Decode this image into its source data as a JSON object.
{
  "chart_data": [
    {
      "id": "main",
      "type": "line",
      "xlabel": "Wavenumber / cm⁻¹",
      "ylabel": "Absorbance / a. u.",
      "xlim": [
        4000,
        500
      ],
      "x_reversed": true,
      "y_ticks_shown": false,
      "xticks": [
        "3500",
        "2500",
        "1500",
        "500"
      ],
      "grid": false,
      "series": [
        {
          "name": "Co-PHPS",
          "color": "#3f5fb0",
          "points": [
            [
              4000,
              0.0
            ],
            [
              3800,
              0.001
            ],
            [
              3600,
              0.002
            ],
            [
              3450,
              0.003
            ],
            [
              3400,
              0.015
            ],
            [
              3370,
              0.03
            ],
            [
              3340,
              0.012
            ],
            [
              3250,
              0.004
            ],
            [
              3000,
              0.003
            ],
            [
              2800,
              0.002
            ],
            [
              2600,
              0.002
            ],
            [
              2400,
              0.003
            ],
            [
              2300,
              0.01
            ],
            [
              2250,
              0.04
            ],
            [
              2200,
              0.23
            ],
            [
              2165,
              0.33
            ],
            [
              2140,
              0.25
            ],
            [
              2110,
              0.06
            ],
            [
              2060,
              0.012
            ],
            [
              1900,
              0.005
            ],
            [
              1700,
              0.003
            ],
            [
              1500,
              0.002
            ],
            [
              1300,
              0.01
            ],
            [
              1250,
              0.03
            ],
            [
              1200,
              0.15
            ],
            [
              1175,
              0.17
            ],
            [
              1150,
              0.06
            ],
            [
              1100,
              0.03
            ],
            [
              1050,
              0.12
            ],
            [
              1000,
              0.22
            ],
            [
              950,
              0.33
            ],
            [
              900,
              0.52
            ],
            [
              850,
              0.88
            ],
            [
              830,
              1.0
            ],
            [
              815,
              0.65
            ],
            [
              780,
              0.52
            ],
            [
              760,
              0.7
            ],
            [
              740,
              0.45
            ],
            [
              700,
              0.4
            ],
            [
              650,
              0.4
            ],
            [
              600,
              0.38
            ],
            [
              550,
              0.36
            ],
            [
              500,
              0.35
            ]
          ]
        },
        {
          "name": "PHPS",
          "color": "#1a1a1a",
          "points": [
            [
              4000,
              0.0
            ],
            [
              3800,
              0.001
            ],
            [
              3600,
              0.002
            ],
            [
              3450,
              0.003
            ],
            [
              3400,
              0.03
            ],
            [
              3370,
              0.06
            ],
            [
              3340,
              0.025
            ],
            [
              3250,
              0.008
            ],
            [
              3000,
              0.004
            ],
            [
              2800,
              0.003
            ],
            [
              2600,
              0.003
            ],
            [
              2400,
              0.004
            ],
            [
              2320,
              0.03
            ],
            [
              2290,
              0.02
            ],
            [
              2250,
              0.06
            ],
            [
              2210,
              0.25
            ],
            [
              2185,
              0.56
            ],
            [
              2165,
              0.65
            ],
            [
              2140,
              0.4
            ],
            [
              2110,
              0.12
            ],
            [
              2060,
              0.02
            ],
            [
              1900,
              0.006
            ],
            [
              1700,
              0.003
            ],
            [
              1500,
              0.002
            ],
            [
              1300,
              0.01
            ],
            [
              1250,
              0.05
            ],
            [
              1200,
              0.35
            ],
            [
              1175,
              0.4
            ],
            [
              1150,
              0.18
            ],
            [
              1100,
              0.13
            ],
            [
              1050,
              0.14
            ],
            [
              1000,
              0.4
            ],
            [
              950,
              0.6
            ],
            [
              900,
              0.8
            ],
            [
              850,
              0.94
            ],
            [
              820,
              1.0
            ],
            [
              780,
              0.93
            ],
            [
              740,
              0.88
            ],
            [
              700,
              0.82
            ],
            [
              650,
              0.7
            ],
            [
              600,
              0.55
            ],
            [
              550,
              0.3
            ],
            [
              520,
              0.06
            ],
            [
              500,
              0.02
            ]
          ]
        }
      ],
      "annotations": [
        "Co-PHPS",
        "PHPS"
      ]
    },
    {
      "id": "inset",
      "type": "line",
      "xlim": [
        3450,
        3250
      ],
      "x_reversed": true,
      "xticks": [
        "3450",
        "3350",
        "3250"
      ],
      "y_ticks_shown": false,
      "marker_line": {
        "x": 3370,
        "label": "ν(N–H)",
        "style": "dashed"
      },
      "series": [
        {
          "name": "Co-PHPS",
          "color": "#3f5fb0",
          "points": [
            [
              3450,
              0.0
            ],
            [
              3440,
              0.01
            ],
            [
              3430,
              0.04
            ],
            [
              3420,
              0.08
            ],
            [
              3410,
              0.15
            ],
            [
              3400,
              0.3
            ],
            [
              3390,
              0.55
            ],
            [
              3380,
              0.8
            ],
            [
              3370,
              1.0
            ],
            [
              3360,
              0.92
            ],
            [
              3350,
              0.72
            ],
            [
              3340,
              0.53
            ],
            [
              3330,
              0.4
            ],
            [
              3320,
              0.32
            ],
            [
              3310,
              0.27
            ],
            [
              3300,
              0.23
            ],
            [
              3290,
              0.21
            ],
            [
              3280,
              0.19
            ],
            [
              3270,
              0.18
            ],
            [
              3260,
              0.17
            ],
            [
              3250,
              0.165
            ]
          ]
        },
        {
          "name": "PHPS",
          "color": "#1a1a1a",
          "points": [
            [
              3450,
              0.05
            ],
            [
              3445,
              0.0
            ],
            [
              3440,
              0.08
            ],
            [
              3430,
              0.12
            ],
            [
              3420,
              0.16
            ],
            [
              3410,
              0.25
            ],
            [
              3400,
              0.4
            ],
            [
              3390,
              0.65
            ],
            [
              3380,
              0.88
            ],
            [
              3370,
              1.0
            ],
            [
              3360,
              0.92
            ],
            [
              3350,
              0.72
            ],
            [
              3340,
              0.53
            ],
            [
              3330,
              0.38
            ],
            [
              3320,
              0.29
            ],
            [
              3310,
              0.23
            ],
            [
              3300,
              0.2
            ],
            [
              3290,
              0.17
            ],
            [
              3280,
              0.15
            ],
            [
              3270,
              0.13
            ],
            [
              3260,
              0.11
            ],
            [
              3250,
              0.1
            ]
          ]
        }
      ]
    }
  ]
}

-- Set task --
Every record shown above must be echoed exactly.

-- Result for this exercise --
Decode this image into its source data as a JSON object.
{
  "chart_data": [
    {
      "id": "main",
      "type": "line",
      "xlabel": "Wavenumber / cm⁻¹",
      "ylabel": "Absorbance / a. u.",
      "xlim": [
        4000,
        500
      ],
      "x_reversed": true,
      "y_ticks_shown": false,
      "xticks": [
        "3500",
        "2500",
        "1500",
        "500"
      ],
      "grid": false,
      "series": [
        {
          "name": "Co-PHPS",
          "color": "#3f5fb0",
          "points": [
            [
              4000,
              0.0
            ],
            [
              3800,
              0.001
            ],
            [
              3600,
              0.002
            ],
            [
              3450,
              0.003
            ],
            [
              3400,
              0.015
            ],
            [
              3370,
              0.03
            ],
            [
              3340,
              0.012
            ],
            [
              3250,
              0.004
            ],
            [
              3000,
              0.003
            ],
            [
              2800,
              0.002
            ],
            [
              2600,
              0.002
            ],
            [
              2400,
              0.003
            ],
            [
              2300,
              0.01
            ],
            [
              2250,
              0.04
            ],
            [
              2200,
              0.23
            ],
            [
              2165,
              0.33
            ],
            [
              2140,
              0.25
            ],
            [
              2110,
              0.06
            ],
            [
              2060,
              0.012
            ],
            [
              1900,
              0.005
            ],
            [
              1700,
              0.003
            ],
            [
              1500,
              0.002
            ],
            [
              1300,
              0.01
            ],
            [
              1250,
              0.03
            ],
            [
              1200,
              0.15
            ],
            [
              1175,
              0.17
            ],
            [
              1150,
              0.06
            ],
            [
              1100,
              0.03
            ],
            [
              1050,
              0.12
            ],
            [
              1000,
              0.22
            ],
            [
              950,
              0.33
            ],
            [
              900,
              0.52
            ],
            [
              850,
              0.88
            ],
            [
              830,
              1.0
            ],
            [
              815,
              0.65
            ],
            [
              780,
              0.52
            ],
            [
              760,
              0.7
            ],
            [
              740,
              0.45
            ],
            [
              700,
              0.4
            ],
            [
              650,
              0.4
            ],
            [
              600,
              0.38
            ],
            [
              550,
              0.36
            ],
            [
              500,
              0.35
            ]
          ]
        },
        {
          "name": "PHPS",
          "color": "#1a1a1a",
          "points": [
            [
              4000,
              0.0
            ],
            [
              3800,
              0.001
            ],
            [
              3600,
              0.002
            ],
            [
              3450,
              0.003
            ],
            [
              3400,
              0.03
            ],
            [
              3370,
              0.06
            ],
            [
              3340,
              0.025
            ],
            [
              3250,
              0.008
            ],
            [
              3000,
              0.004
            ],
            [
              2800,
              0.003
            ],
            [
              2600,
              0.003
            ],
            [
              2400,
              0.004
            ],
            [
              2320,
              0.03
            ],
            [
              2290,
              0.02
            ],
            [
              2250,
              0.06
            ],
            [
              2210,
              0.25
            ],
            [
              2185,
              0.56
            ],
            [
              2165,
              0.65
            ],
            [
              2140,
              0.4
            ],
            [
              2110,
              0.12
            ],
            [
              2060,
              0.02
            ],
            [
              1900,
              0.006
            ],
            [
              1700,
              0.003
            ],
            [
              1500,
              0.002
            ],
            [
              1300,
              0.01
            ],
            [
              1250,
              0.05
            ],
            [
              1200,
              0.35
            ],
            [
              1175,
              0.4
            ],
            [
              1150,
              0.18
            ],
            [
              1100,
              0.13
            ],
            [
              1050,
              0.14
            ],
            [
              1000,
              0.4
            ],
            [
              950,
              0.6
            ],
            [
              900,
              0.8
            ],
            [
              850,
              0.94
            ],
            [
              820,
              1.0
            ],
            [
              780,
              0.93
            ],
            [
              740,
              0.88
            ],
            [
              700,
              0.82
            ],
            [
              650,
              0.7
            ],
            [
              600,
              0.55
            ],
            [
              550,
              0.3
            ],
            [
              520,
              0.06
            ],
            [
              500,
              0.02
            ]
          ]
        }
      ],
      "annotations": [
        "Co-PHPS",
        "PHPS"
      ]
    },
    {
      "id": "inset",
      "type": "line",
      "xlim": [
        3450,
        3250
      ],
      "x_reversed": true,
      "xticks": [
        "3450",
        "3350",
        "3250"
      ],
      "y_ticks_shown": false,
      "marker_line": {
        "x": 3370,
        "label": "ν(N–H)",
        "style": "dashed"
      },
      "series": [
        {
          "name": "Co-PHPS",
          "color": "#3f5fb0",
          "points": [
            [
              3450,
              0.0
            ],
            [
              3440,
              0.01
            ],
            [
              3430,
              0.04
            ],
            [
              3420,
              0.08
            ],
            [
              3410,
              0.15
            ],
            [
              3400,
              0.3
            ],
            [
              3390,
              0.55
            ],
            [
              3380,
              0.8
            ],
            [
              3370,
              1.0
            ],
            [
              3360,
              0.92
            ],
            [
              3350,
              0.72
            ],
            [
              3340,
              0.53
            ],
            [
              3330,
              0.4
            ],
            [
              3320,
              0.32
            ],
            [
              3310,
              0.27
            ],
            [
              3300,
              0.23
            ],
            [
              3290,
              0.21
            ],
            [
              3280,
              0.19
            ],
            [
              3270,
              0.18
            ],
            [
              3260,
              0.17
            ],
            [
              3250,
              0.165
            ]
          ]
        },
        {
          "name": "PHPS",
          "color": "#1a1a1a",
          "points": [
            [
              3450,
              0.05
            ],
            [
              3445,
              0.0
            ],
            [
              3440,
              0.08
            ],
            [
              3430,
              0.12
            ],
            [
              3420,
              0.16
            ],
            [
              3410,
              0.25
            ],
            [
              3400,
              0.4
            ],
            [
              3390,
              0.65
            ],
            [
              3380,
              0.88
            ],
            [
              3370,
              1.0
            ],
            [
              3360,
              0.92
            ],
            [
              3350,
              0.72
            ],
            [
              3340,
              0.53
            ],
            [
              3330,
              0.38
            ],
            [
              3320,
              0.29
            ],
            [
              3310,
              0.23
            ],
            [
              3300,
              0.2
            ],
            [
              3290,
              0.17
            ],
            [
              3280,
              0.15
            ],
            [
              3270,
              0.13
            ],
            [
              3260,
              0.11
            ],
            [
              3250,
              0.1
            ]
          ]
        }
      ]
    }
  ]
}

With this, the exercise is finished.